- **What the task requires**
Go through the material below and copy each line where the word "including" appears.

- **Saved data entries**
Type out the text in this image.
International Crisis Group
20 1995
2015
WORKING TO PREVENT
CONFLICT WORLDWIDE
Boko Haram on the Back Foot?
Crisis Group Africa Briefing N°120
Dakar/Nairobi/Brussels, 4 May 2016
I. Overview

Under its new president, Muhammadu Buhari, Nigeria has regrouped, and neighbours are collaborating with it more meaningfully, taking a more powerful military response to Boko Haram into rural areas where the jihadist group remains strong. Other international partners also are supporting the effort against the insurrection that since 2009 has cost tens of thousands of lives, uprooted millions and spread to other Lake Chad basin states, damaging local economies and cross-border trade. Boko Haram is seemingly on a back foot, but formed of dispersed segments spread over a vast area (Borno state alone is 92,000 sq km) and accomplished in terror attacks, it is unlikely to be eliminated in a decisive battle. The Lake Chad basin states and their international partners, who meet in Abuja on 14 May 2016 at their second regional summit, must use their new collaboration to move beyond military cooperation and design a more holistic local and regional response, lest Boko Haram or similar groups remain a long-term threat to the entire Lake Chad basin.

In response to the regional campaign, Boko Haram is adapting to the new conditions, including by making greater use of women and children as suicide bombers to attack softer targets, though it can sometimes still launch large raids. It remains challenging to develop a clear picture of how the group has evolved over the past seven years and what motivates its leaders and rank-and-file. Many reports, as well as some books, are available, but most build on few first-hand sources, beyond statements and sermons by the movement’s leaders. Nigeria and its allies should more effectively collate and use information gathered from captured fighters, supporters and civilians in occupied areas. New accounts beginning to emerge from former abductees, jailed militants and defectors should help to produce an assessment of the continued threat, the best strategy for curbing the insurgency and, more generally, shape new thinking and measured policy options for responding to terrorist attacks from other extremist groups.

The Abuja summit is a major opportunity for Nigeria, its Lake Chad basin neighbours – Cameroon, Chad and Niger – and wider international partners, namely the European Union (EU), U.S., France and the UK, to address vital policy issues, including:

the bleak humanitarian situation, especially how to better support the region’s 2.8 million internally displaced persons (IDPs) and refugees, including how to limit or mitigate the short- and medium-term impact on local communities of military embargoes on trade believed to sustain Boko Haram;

- **Solution for this problem**
In response to the regional campaign, Boko Haram is adapting to the new conditions, including by making greater use of women and children as suicide bombers to attack softer targets, though it can sometimes still launch large raids. It remains challenging to develop a clear picture of how the group has evolved over the past seven years and what motivates its leaders and rank-and-file. Many reports, as well as some books, are available, but most build on few first-hand sources, beyond statements and sermons by the movement’s leaders. Nigeria and its allies should more effectively collate and use information gathered from captured fighters, supporters and civilians in occupied areas. New accounts beginning to emerge from former abductees, jailed militants and defectors should help to produce an assessment of the continued threat, the best strategy for curbing the insurgency and, more generally, shape new thinking and measured policy options for responding to terrorist attacks from other extremist groups.
The Abuja summit is a major opportunity for Nigeria, its Lake Chad basin neighbours – Cameroon, Chad and Niger – and wider international partners, namely the European Union (EU), U.S., France and the UK, to address vital policy issues, including:
the bleak humanitarian situation, especially how to better support the region’s 2.8 million internally displaced persons (IDPs) and refugees, including how to limit or mitigate the short- and medium-term impact on local communities of military embargoes on trade believed to sustain Boko Haram;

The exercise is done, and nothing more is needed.